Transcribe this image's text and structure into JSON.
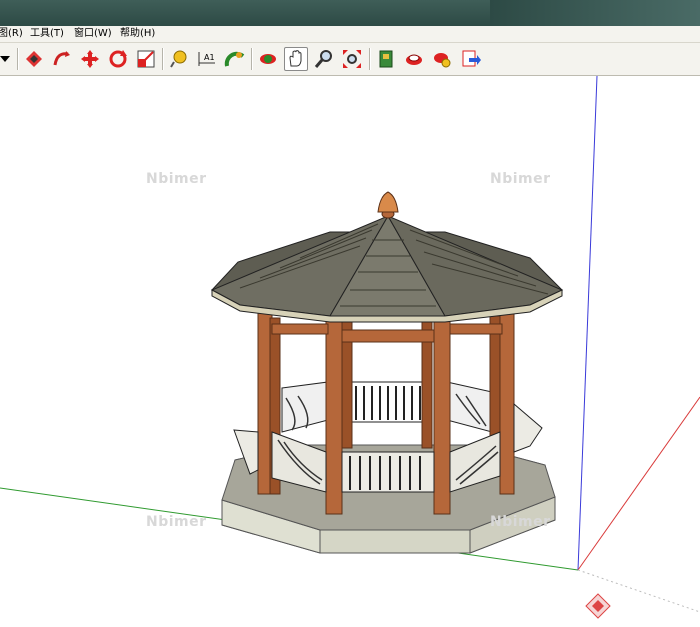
{
  "menu": {
    "items": [
      {
        "label": "图(R)"
      },
      {
        "label": "工具(T)"
      },
      {
        "label": "窗口(W)"
      },
      {
        "label": "帮助(H)"
      }
    ]
  },
  "toolbar": {
    "buttons": [
      {
        "icon": "dropdown-arrow-icon"
      },
      {
        "icon": "push-pull-icon"
      },
      {
        "icon": "follow-me-icon"
      },
      {
        "icon": "move-icon"
      },
      {
        "icon": "rotate-icon"
      },
      {
        "icon": "scale-icon"
      },
      {
        "icon": "tape-measure-icon"
      },
      {
        "icon": "dimension-icon"
      },
      {
        "icon": "protractor-icon"
      },
      {
        "icon": "orbit-icon"
      },
      {
        "icon": "pan-icon"
      },
      {
        "icon": "zoom-icon"
      },
      {
        "icon": "zoom-extents-icon"
      },
      {
        "icon": "components-icon"
      },
      {
        "icon": "get-models-icon"
      },
      {
        "icon": "share-model-icon"
      },
      {
        "icon": "export-icon"
      }
    ],
    "dimension_label": "A1"
  },
  "watermarks": [
    "Nbimer",
    "Nbimer",
    "Nbimer",
    "Nbimer"
  ],
  "colors": {
    "roof": "#6b6a5e",
    "post": "#b5673a",
    "base": "#bdbcb0",
    "axis_red": "#d93a3a",
    "axis_green": "#2f9a2f",
    "axis_blue": "#3a3ad9"
  }
}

= = = =

(What to produce)
Keep the pictures out of the copy and write out the data exactly as it stands.

(Written response)
Transcribe this image's text and structure into JSON.
{
  "menu": {
    "items": [
      {
        "label": "图(R)"
      },
      {
        "label": "工具(T)"
      },
      {
        "label": "窗口(W)"
      },
      {
        "label": "帮助(H)"
      }
    ]
  },
  "toolbar": {
    "buttons": [
      {
        "icon": "dropdown-arrow-icon"
      },
      {
        "icon": "push-pull-icon"
      },
      {
        "icon": "follow-me-icon"
      },
      {
        "icon": "move-icon"
      },
      {
        "icon": "rotate-icon"
      },
      {
        "icon": "scale-icon"
      },
      {
        "icon": "tape-measure-icon"
      },
      {
        "icon": "dimension-icon"
      },
      {
        "icon": "protractor-icon"
      },
      {
        "icon": "orbit-icon"
      },
      {
        "icon": "pan-icon"
      },
      {
        "icon": "zoom-icon"
      },
      {
        "icon": "zoom-extents-icon"
      },
      {
        "icon": "components-icon"
      },
      {
        "icon": "get-models-icon"
      },
      {
        "icon": "share-model-icon"
      },
      {
        "icon": "export-icon"
      }
    ],
    "dimension_label": "A1"
  },
  "watermarks": [
    "Nbimer",
    "Nbimer",
    "Nbimer",
    "Nbimer"
  ],
  "colors": {
    "roof": "#6b6a5e",
    "post": "#b5673a",
    "base": "#bdbcb0",
    "axis_red": "#d93a3a",
    "axis_green": "#2f9a2f",
    "axis_blue": "#3a3ad9"
  }
}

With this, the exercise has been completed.